____ Data entries

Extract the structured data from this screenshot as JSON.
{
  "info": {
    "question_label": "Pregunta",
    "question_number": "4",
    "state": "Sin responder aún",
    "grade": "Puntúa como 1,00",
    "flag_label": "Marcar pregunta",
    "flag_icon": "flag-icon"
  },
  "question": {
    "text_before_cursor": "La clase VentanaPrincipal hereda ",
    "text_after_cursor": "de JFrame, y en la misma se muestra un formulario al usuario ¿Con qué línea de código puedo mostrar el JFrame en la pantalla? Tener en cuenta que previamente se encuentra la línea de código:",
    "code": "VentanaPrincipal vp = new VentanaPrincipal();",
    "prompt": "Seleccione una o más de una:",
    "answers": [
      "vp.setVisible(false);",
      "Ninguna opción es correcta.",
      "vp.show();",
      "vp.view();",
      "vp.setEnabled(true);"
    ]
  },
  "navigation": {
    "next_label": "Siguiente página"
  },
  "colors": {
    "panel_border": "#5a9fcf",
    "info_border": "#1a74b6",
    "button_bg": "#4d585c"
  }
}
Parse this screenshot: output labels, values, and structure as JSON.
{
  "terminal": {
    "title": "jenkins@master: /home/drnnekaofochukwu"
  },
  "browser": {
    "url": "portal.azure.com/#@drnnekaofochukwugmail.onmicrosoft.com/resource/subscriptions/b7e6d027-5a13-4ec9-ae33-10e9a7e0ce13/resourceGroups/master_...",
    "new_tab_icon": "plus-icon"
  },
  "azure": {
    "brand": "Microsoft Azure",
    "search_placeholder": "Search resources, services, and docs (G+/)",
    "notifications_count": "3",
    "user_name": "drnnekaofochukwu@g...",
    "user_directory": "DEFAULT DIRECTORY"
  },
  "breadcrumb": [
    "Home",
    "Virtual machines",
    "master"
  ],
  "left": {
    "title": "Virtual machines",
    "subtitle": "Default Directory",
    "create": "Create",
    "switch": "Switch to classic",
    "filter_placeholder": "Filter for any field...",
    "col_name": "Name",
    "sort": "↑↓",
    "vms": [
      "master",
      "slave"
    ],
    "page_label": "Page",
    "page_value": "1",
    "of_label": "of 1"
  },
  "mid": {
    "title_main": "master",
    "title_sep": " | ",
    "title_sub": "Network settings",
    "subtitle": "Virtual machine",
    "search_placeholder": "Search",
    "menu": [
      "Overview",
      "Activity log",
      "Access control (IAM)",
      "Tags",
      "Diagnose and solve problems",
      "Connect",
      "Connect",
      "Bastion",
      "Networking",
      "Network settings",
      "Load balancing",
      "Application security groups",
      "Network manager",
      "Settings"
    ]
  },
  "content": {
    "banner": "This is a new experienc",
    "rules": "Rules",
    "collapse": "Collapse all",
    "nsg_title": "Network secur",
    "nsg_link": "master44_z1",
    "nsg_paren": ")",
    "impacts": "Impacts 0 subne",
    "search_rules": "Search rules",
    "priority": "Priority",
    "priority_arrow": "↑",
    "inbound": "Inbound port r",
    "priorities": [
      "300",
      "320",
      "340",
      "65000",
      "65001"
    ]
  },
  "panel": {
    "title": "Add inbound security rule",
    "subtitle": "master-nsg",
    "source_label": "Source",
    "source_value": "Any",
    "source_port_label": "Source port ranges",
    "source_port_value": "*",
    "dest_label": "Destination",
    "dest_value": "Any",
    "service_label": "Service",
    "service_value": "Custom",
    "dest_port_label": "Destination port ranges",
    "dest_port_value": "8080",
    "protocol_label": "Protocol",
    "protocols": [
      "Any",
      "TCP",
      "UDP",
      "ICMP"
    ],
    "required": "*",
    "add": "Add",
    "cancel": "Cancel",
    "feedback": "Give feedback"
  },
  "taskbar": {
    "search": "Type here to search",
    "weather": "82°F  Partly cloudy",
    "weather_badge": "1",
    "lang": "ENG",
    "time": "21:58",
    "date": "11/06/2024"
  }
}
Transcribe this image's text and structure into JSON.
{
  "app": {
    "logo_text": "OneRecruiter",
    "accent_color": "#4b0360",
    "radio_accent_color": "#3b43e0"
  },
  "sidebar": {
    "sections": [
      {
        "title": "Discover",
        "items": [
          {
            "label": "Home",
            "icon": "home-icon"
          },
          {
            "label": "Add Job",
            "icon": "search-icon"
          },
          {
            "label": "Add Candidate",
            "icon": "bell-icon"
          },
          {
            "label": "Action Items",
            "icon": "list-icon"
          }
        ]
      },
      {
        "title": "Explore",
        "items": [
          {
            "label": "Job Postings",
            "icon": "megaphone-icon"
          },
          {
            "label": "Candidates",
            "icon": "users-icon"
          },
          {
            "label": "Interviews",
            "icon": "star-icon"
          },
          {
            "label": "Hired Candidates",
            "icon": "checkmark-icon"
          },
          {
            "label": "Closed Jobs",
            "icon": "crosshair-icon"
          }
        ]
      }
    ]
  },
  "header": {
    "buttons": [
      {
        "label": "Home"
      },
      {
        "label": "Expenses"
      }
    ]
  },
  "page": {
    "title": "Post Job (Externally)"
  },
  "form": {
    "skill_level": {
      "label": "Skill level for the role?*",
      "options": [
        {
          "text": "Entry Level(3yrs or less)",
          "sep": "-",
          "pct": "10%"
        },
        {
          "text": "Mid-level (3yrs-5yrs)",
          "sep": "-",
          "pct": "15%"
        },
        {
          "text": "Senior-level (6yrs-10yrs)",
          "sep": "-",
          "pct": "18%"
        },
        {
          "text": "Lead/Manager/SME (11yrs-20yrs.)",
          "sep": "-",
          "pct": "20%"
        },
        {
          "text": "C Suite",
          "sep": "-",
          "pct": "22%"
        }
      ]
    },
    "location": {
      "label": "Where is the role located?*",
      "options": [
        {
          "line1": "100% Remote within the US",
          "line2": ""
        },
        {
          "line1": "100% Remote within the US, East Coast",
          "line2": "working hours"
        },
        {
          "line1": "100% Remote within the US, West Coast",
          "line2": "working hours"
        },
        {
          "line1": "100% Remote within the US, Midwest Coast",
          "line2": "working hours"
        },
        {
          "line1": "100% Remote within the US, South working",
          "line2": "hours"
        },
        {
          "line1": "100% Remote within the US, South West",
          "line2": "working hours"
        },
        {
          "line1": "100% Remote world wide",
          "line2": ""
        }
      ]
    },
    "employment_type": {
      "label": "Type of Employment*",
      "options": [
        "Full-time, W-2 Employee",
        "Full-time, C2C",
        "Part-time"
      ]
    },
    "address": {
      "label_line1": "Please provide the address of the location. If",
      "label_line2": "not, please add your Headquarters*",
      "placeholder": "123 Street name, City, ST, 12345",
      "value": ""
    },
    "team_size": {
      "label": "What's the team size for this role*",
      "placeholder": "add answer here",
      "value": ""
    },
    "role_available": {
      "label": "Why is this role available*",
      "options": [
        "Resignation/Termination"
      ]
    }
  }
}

________

**Set exercise:**
Return all of the data precisely as it appears.

**In response:**
Extract the structured data from this screenshot as JSON.
{
  "info": {
    "question_label": "Pregunta",
    "question_number": "4",
    "state": "Sin responder aún",
    "grade": "Puntúa como 1,00",
    "flag_label": "Marcar pregunta",
    "flag_icon": "flag-icon"
  },
  "question": {
    "text_before_cursor": "La clase VentanaPrincipal hereda ",
    "text_after_cursor": "de JFrame, y en la misma se muestra un formulario al usuario ¿Con qué línea de código puedo mostrar el JFrame en la pantalla? Tener en cuenta que previamente se encuentra la línea de código:",
    "code": "VentanaPrincipal vp = new VentanaPrincipal();",
    "prompt": "Seleccione una o más de una:",
    "answers": [
      "vp.setVisible(false);",
      "Ninguna opción es correcta.",
      "vp.show();",
      "vp.view();",
      "vp.setEnabled(true);"
    ]
  },
  "navigation": {
    "next_label": "Siguiente página"
  },
  "colors": {
    "panel_border": "#5a9fcf",
    "info_border": "#1a74b6",
    "button_bg": "#4d585c"
  }
}
Parse this screenshot: output labels, values, and structure as JSON.
{
  "terminal": {
    "title": "jenkins@master: /home/drnnekaofochukwu"
  },
  "browser": {
    "url": "portal.azure.com/#@drnnekaofochukwugmail.onmicrosoft.com/resource/subscriptions/b7e6d027-5a13-4ec9-ae33-10e9a7e0ce13/resourceGroups/master_...",
    "new_tab_icon": "plus-icon"
  },
  "azure": {
    "brand": "Microsoft Azure",
    "search_placeholder": "Search resources, services, and docs (G+/)",
    "notifications_count": "3",
    "user_name": "drnnekaofochukwu@g...",
    "user_directory": "DEFAULT DIRECTORY"
  },
  "breadcrumb": [
    "Home",
    "Virtual machines",
    "master"
  ],
  "left": {
    "title": "Virtual machines",
    "subtitle": "Default Directory",
    "create": "Create",
    "switch": "Switch to classic",
    "filter_placeholder": "Filter for any field...",
    "col_name": "Name",
    "sort": "↑↓",
    "vms": [
      "master",
      "slave"
    ],
    "page_label": "Page",
    "page_value": "1",
    "of_label": "of 1"
  },
  "mid": {
    "title_main": "master",
    "title_sep": " | ",
    "title_sub": "Network settings",
    "subtitle": "Virtual machine",
    "search_placeholder": "Search",
    "menu": [
      "Overview",
      "Activity log",
      "Access control (IAM)",
      "Tags",
      "Diagnose and solve problems",
      "Connect",
      "Connect",
      "Bastion",
      "Networking",
      "Network settings",
      "Load balancing",
      "Application security groups",
      "Network manager",
      "Settings"
    ]
  },
  "content": {
    "banner": "This is a new experienc",
    "rules": "Rules",
    "collapse": "Collapse all",
    "nsg_title": "Network secur",
    "nsg_link": "master44_z1",
    "nsg_paren": ")",
    "impacts": "Impacts 0 subne",
    "search_rules": "Search rules",
    "priority": "Priority",
    "priority_arrow": "↑",
    "inbound": "Inbound port r",
    "priorities": [
      "300",
      "320",
      "340",
      "65000",
      "65001"
    ]
  },
  "panel": {
    "title": "Add inbound security rule",
    "subtitle": "master-nsg",
    "source_label": "Source",
    "source_value": "Any",
    "source_port_label": "Source port ranges",
    "source_port_value": "*",
    "dest_label": "Destination",
    "dest_value": "Any",
    "service_label": "Service",
    "service_value": "Custom",
    "dest_port_label": "Destination port ranges",
    "dest_port_value": "8080",
    "protocol_label": "Protocol",
    "protocols": [
      "Any",
      "TCP",
      "UDP",
      "ICMP"
    ],
    "required": "*",
    "add": "Add",
    "cancel": "Cancel",
    "feedback": "Give feedback"
  },
  "taskbar": {
    "search": "Type here to search",
    "weather": "82°F  Partly cloudy",
    "weather_badge": "1",
    "lang": "ENG",
    "time": "21:58",
    "date": "11/06/2024"
  }
}
Transcribe this image's text and structure into JSON.
{
  "app": {
    "logo_text": "OneRecruiter",
    "accent_color": "#4b0360",
    "radio_accent_color": "#3b43e0"
  },
  "sidebar": {
    "sections": [
      {
        "title": "Discover",
        "items": [
          {
            "label": "Home",
            "icon": "home-icon"
          },
          {
            "label": "Add Job",
            "icon": "search-icon"
          },
          {
            "label": "Add Candidate",
            "icon": "bell-icon"
          },
          {
            "label": "Action Items",
            "icon": "list-icon"
          }
        ]
      },
      {
        "title": "Explore",
        "items": [
          {
            "label": "Job Postings",
            "icon": "megaphone-icon"
          },
          {
            "label": "Candidates",
            "icon": "users-icon"
          },
          {
            "label": "Interviews",
            "icon": "star-icon"
          },
          {
            "label": "Hired Candidates",
            "icon": "checkmark-icon"
          },
          {
            "label": "Closed Jobs",
            "icon": "crosshair-icon"
          }
        ]
      }
    ]
  },
  "header": {
    "buttons": [
      {
        "label": "Home"
      },
      {
        "label": "Expenses"
      }
    ]
  },
  "page": {
    "title": "Post Job (Externally)"
  },
  "form": {
    "skill_level": {
      "label": "Skill level for the role?*",
      "options": [
        {
          "text": "Entry Level(3yrs or less)",
          "sep": "-",
          "pct": "10%"
        },
        {
          "text": "Mid-level (3yrs-5yrs)",
          "sep": "-",
          "pct": "15%"
        },
        {
          "text": "Senior-level (6yrs-10yrs)",
          "sep": "-",
          "pct": "18%"
        },
        {
          "text": "Lead/Manager/SME (11yrs-20yrs.)",
          "sep": "-",
          "pct": "20%"
        },
        {
          "text": "C Suite",
          "sep": "-",
          "pct": "22%"
        }
      ]
    },
    "location": {
      "label": "Where is the role located?*",
      "options": [
        {
          "line1": "100% Remote within the US",
          "line2": ""
        },
        {
          "line1": "100% Remote within the US, East Coast",
          "line2": "working hours"
        },
        {
          "line1": "100% Remote within the US, West Coast",
          "line2": "working hours"
        },
        {
          "line1": "100% Remote within the US, Midwest Coast",
          "line2": "working hours"
        },
        {
          "line1": "100% Remote within the US, South working",
          "line2": "hours"
        },
        {
          "line1": "100% Remote within the US, South West",
          "line2": "working hours"
        },
        {
          "line1": "100% Remote world wide",
          "line2": ""
        }
      ]
    },
    "employment_type": {
      "label": "Type of Employment*",
      "options": [
        "Full-time, W-2 Employee",
        "Full-time, C2C",
        "Part-time"
      ]
    },
    "address": {
      "label_line1": "Please provide the address of the location. If",
      "label_line2": "not, please add your Headquarters*",
      "placeholder": "123 Street name, City, ST, 12345",
      "value": ""
    },
    "team_size": {
      "label": "What's the team size for this role*",
      "placeholder": "add answer here",
      "value": ""
    },
    "role_available": {
      "label": "Why is this role available*",
      "options": [
        "Resignation/Termination"
      ]
    }
  }
}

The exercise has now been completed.